▶ Written instruction
Sift the listing for lines that hold the string "Virkasuhteisten" and pull them out.

▶ Dataset
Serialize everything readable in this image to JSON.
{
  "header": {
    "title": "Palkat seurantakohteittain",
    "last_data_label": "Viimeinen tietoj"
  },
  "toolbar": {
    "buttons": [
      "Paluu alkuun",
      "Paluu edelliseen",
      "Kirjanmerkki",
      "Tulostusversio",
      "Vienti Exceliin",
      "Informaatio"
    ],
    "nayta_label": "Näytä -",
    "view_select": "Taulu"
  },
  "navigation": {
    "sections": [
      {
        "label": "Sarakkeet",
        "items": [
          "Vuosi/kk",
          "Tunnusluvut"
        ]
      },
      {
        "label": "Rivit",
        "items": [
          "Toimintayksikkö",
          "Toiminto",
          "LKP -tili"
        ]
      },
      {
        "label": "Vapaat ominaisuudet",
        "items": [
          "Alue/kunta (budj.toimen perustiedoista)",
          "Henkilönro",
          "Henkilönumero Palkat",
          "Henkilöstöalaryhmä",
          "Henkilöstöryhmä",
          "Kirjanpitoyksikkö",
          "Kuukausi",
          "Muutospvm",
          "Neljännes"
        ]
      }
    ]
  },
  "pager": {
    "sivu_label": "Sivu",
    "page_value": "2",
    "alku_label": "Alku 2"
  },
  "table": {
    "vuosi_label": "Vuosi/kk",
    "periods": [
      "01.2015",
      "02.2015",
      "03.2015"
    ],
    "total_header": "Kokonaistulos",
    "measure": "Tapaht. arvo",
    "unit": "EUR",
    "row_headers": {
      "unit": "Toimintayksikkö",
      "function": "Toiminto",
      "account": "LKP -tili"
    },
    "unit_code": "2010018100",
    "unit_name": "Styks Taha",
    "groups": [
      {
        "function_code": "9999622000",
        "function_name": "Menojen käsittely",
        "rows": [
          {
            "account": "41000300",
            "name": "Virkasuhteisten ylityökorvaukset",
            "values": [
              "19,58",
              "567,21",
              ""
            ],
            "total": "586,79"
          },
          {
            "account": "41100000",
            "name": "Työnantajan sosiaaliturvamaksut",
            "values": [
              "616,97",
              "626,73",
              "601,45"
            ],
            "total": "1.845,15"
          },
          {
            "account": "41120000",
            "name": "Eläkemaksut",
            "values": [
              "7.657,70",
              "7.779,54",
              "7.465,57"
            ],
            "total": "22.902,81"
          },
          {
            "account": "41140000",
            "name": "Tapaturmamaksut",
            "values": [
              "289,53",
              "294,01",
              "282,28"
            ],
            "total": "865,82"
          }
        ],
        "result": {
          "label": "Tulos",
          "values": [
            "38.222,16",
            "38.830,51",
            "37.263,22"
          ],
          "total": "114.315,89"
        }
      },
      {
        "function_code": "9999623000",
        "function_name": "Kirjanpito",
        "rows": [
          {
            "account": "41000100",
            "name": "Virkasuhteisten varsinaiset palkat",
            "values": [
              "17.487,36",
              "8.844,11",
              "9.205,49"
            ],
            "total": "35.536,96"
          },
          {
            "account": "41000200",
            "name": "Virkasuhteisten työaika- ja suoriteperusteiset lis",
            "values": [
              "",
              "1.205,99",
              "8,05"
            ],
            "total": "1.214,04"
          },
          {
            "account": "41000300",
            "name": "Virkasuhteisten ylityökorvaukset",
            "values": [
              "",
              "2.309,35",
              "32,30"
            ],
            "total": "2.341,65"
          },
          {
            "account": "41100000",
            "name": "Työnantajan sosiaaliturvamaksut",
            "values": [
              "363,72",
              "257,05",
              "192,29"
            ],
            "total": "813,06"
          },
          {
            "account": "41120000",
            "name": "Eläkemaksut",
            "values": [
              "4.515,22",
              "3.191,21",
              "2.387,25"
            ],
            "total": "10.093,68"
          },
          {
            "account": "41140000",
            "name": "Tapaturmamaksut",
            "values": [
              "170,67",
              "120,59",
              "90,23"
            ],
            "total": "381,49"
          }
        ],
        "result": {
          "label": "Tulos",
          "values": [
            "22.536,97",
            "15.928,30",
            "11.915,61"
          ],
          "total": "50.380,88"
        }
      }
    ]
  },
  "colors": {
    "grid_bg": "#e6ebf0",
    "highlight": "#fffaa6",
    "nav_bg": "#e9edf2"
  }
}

▶ Output of the exercise
            "name": "Virkasuhteisten ylityökorvaukset",
            "name": "Virkasuhteisten varsinaiset palkat",
            "name": "Virkasuhteisten työaika- ja suoriteperusteiset lis",
            "name": "Virkasuhteisten ylityökorvaukset",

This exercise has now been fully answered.